[Data entries for graphics]

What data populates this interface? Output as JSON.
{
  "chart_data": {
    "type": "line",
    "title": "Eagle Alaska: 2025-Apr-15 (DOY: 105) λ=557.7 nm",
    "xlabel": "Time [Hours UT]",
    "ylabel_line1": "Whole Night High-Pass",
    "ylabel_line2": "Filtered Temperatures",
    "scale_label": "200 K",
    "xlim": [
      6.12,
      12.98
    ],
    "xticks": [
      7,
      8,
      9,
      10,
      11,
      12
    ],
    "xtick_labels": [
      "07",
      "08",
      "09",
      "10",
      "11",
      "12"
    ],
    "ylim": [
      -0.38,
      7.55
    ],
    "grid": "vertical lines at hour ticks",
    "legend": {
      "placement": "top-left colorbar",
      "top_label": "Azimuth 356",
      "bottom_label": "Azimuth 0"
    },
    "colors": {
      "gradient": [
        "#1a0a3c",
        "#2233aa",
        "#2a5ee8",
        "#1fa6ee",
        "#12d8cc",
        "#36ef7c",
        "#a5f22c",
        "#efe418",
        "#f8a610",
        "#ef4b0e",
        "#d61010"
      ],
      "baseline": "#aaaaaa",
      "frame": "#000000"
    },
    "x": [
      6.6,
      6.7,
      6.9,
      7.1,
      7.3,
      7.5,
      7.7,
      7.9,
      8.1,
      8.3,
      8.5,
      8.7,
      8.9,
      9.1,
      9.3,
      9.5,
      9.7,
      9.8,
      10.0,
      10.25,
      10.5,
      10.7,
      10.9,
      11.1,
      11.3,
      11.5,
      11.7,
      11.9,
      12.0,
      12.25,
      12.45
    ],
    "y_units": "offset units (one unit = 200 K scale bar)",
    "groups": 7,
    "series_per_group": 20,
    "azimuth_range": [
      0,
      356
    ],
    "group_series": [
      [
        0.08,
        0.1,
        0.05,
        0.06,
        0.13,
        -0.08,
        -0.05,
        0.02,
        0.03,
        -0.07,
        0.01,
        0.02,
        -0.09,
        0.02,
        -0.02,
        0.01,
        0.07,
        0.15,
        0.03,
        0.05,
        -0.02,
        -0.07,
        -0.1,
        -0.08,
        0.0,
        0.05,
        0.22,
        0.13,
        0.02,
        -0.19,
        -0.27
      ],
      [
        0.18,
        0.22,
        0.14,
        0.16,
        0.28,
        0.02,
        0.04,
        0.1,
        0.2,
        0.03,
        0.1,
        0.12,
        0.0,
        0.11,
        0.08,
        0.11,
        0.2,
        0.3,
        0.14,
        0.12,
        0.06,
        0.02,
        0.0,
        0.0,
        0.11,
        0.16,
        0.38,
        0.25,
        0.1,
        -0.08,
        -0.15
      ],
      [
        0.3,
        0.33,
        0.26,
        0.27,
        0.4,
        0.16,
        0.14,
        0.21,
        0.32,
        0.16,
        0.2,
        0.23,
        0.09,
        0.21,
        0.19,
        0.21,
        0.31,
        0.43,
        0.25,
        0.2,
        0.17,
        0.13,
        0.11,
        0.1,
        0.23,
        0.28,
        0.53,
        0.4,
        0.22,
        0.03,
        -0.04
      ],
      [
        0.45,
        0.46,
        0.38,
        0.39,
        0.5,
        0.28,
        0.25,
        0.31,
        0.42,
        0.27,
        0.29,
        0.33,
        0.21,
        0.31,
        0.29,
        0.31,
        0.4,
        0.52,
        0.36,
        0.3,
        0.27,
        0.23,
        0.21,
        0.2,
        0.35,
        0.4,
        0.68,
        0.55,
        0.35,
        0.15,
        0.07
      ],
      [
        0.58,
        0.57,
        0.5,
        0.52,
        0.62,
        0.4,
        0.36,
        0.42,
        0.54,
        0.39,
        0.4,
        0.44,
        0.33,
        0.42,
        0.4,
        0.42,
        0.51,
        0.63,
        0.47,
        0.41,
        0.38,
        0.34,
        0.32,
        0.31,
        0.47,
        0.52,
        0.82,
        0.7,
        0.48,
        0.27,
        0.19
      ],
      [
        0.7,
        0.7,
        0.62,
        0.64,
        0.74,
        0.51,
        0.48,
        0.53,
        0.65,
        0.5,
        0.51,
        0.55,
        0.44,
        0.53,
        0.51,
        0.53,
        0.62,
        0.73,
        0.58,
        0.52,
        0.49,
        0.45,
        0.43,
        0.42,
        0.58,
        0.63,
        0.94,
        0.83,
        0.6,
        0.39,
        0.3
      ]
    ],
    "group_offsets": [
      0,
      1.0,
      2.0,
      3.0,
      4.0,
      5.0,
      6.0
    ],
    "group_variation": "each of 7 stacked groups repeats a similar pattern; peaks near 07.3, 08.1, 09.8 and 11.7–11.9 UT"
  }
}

■ Objective: Write out every record verbatim.

■ Complete output:
What data populates this interface? Output as JSON.
{
  "chart_data": {
    "type": "line",
    "title": "Eagle Alaska: 2025-Apr-15 (DOY: 105) λ=557.7 nm",
    "xlabel": "Time [Hours UT]",
    "ylabel_line1": "Whole Night High-Pass",
    "ylabel_line2": "Filtered Temperatures",
    "scale_label": "200 K",
    "xlim": [
      6.12,
      12.98
    ],
    "xticks": [
      7,
      8,
      9,
      10,
      11,
      12
    ],
    "xtick_labels": [
      "07",
      "08",
      "09",
      "10",
      "11",
      "12"
    ],
    "ylim": [
      -0.38,
      7.55
    ],
    "grid": "vertical lines at hour ticks",
    "legend": {
      "placement": "top-left colorbar",
      "top_label": "Azimuth 356",
      "bottom_label": "Azimuth 0"
    },
    "colors": {
      "gradient": [
        "#1a0a3c",
        "#2233aa",
        "#2a5ee8",
        "#1fa6ee",
        "#12d8cc",
        "#36ef7c",
        "#a5f22c",
        "#efe418",
        "#f8a610",
        "#ef4b0e",
        "#d61010"
      ],
      "baseline": "#aaaaaa",
      "frame": "#000000"
    },
    "x": [
      6.6,
      6.7,
      6.9,
      7.1,
      7.3,
      7.5,
      7.7,
      7.9,
      8.1,
      8.3,
      8.5,
      8.7,
      8.9,
      9.1,
      9.3,
      9.5,
      9.7,
      9.8,
      10.0,
      10.25,
      10.5,
      10.7,
      10.9,
      11.1,
      11.3,
      11.5,
      11.7,
      11.9,
      12.0,
      12.25,
      12.45
    ],
    "y_units": "offset units (one unit = 200 K scale bar)",
    "groups": 7,
    "series_per_group": 20,
    "azimuth_range": [
      0,
      356
    ],
    "group_series": [
      [
        0.08,
        0.1,
        0.05,
        0.06,
        0.13,
        -0.08,
        -0.05,
        0.02,
        0.03,
        -0.07,
        0.01,
        0.02,
        -0.09,
        0.02,
        -0.02,
        0.01,
        0.07,
        0.15,
        0.03,
        0.05,
        -0.02,
        -0.07,
        -0.1,
        -0.08,
        0.0,
        0.05,
        0.22,
        0.13,
        0.02,
        -0.19,
        -0.27
      ],
      [
        0.18,
        0.22,
        0.14,
        0.16,
        0.28,
        0.02,
        0.04,
        0.1,
        0.2,
        0.03,
        0.1,
        0.12,
        0.0,
        0.11,
        0.08,
        0.11,
        0.2,
        0.3,
        0.14,
        0.12,
        0.06,
        0.02,
        0.0,
        0.0,
        0.11,
        0.16,
        0.38,
        0.25,
        0.1,
        -0.08,
        -0.15
      ],
      [
        0.3,
        0.33,
        0.26,
        0.27,
        0.4,
        0.16,
        0.14,
        0.21,
        0.32,
        0.16,
        0.2,
        0.23,
        0.09,
        0.21,
        0.19,
        0.21,
        0.31,
        0.43,
        0.25,
        0.2,
        0.17,
        0.13,
        0.11,
        0.1,
        0.23,
        0.28,
        0.53,
        0.4,
        0.22,
        0.03,
        -0.04
      ],
      [
        0.45,
        0.46,
        0.38,
        0.39,
        0.5,
        0.28,
        0.25,
        0.31,
        0.42,
        0.27,
        0.29,
        0.33,
        0.21,
        0.31,
        0.29,
        0.31,
        0.4,
        0.52,
        0.36,
        0.3,
        0.27,
        0.23,
        0.21,
        0.2,
        0.35,
        0.4,
        0.68,
        0.55,
        0.35,
        0.15,
        0.07
      ],
      [
        0.58,
        0.57,
        0.5,
        0.52,
        0.62,
        0.4,
        0.36,
        0.42,
        0.54,
        0.39,
        0.4,
        0.44,
        0.33,
        0.42,
        0.4,
        0.42,
        0.51,
        0.63,
        0.47,
        0.41,
        0.38,
        0.34,
        0.32,
        0.31,
        0.47,
        0.52,
        0.82,
        0.7,
        0.48,
        0.27,
        0.19
      ],
      [
        0.7,
        0.7,
        0.62,
        0.64,
        0.74,
        0.51,
        0.48,
        0.53,
        0.65,
        0.5,
        0.51,
        0.55,
        0.44,
        0.53,
        0.51,
        0.53,
        0.62,
        0.73,
        0.58,
        0.52,
        0.49,
        0.45,
        0.43,
        0.42,
        0.58,
        0.63,
        0.94,
        0.83,
        0.6,
        0.39,
        0.3
      ]
    ],
    "group_offsets": [
      0,
      1.0,
      2.0,
      3.0,
      4.0,
      5.0,
      6.0
    ],
    "group_variation": "each of 7 stacked groups repeats a similar pattern; peaks near 07.3, 08.1, 09.8 and 11.7–11.9 UT"
  }
}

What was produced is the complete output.